» **TO BE DONE**: Can you write out all the lines word for word, with no pictures?
******
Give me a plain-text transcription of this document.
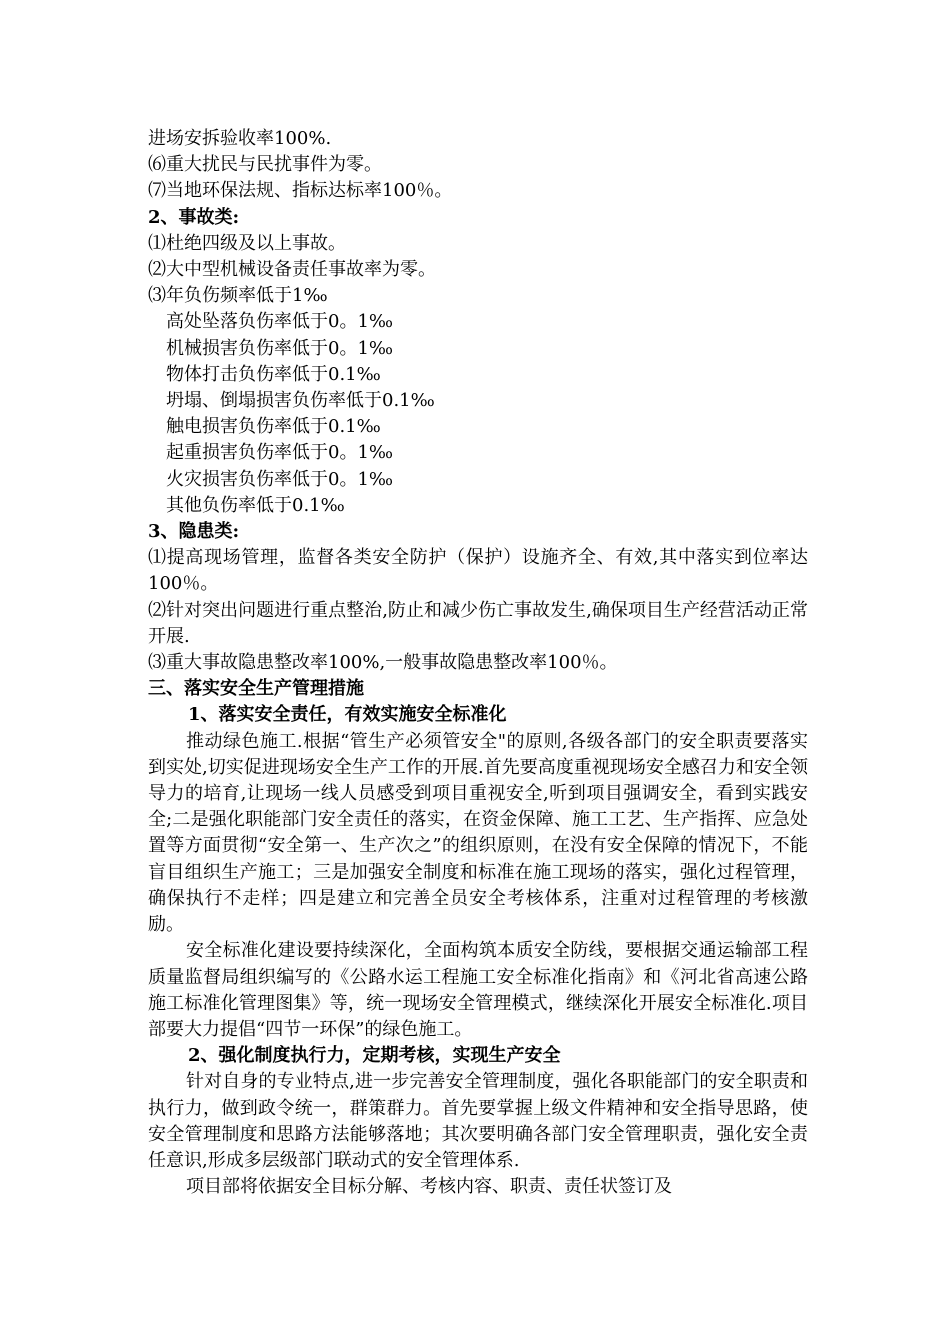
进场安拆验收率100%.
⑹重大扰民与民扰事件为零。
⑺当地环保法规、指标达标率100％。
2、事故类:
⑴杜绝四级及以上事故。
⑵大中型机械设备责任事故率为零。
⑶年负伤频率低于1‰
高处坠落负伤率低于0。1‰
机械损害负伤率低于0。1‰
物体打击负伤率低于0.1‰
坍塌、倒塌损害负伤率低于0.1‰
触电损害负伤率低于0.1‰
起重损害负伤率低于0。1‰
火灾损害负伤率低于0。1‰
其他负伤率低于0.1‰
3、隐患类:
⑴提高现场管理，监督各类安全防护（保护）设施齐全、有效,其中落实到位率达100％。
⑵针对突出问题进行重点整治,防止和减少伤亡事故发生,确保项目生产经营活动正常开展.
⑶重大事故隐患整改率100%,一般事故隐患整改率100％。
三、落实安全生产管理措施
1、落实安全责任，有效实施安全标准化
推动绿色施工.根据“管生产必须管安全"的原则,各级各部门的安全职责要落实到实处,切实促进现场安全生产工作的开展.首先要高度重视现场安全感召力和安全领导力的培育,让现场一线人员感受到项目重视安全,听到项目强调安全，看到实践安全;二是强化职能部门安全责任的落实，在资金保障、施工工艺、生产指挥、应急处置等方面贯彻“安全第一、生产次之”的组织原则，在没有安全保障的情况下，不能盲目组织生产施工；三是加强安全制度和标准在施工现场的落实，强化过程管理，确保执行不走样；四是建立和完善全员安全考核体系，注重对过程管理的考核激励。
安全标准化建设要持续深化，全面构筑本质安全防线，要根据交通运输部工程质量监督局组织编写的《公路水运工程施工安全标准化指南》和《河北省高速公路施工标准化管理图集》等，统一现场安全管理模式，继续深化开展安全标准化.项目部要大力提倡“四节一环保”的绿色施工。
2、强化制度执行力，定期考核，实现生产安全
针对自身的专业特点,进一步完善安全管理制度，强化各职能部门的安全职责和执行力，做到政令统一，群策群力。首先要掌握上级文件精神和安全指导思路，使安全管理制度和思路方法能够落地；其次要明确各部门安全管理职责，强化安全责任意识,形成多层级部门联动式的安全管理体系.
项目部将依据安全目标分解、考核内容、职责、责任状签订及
******
» **TASK RESULT**:
Give me a plain-text transcription of this document.
进场安拆验收率100%.
⑹重大扰民与民扰事件为零。
⑺当地环保法规、指标达标率100％。
2、事故类:
⑴杜绝四级及以上事故。
⑵大中型机械设备责任事故率为零。
⑶年负伤频率低于1‰
高处坠落负伤率低于0。1‰
机械损害负伤率低于0。1‰
物体打击负伤率低于0.1‰
坍塌、倒塌损害负伤率低于0.1‰
触电损害负伤率低于0.1‰
起重损害负伤率低于0。1‰
火灾损害负伤率低于0。1‰
其他负伤率低于0.1‰
3、隐患类:
⑴提高现场管理，监督各类安全防护（保护）设施齐全、有效,其中落实到位率达100％。
⑵针对突出问题进行重点整治,防止和减少伤亡事故发生,确保项目生产经营活动正常开展.
⑶重大事故隐患整改率100%,一般事故隐患整改率100％。
三、落实安全生产管理措施
1、落实安全责任，有效实施安全标准化
推动绿色施工.根据“管生产必须管安全"的原则,各级各部门的安全职责要落实到实处,切实促进现场安全生产工作的开展.首先要高度重视现场安全感召力和安全领导力的培育,让现场一线人员感受到项目重视安全,听到项目强调安全，看到实践安全;二是强化职能部门安全责任的落实，在资金保障、施工工艺、生产指挥、应急处置等方面贯彻“安全第一、生产次之”的组织原则，在没有安全保障的情况下，不能盲目组织生产施工；三是加强安全制度和标准在施工现场的落实，强化过程管理，确保执行不走样；四是建立和完善全员安全考核体系，注重对过程管理的考核激励。
安全标准化建设要持续深化，全面构筑本质安全防线，要根据交通运输部工程质量监督局组织编写的《公路水运工程施工安全标准化指南》和《河北省高速公路施工标准化管理图集》等，统一现场安全管理模式，继续深化开展安全标准化.项目部要大力提倡“四节一环保”的绿色施工。
2、强化制度执行力，定期考核，实现生产安全
针对自身的专业特点,进一步完善安全管理制度，强化各职能部门的安全职责和执行力，做到政令统一，群策群力。首先要掌握上级文件精神和安全指导思路，使安全管理制度和思路方法能够落地；其次要明确各部门安全管理职责，强化安全责任意识,形成多层级部门联动式的安全管理体系.
项目部将依据安全目标分解、考核内容、职责、责任状签订及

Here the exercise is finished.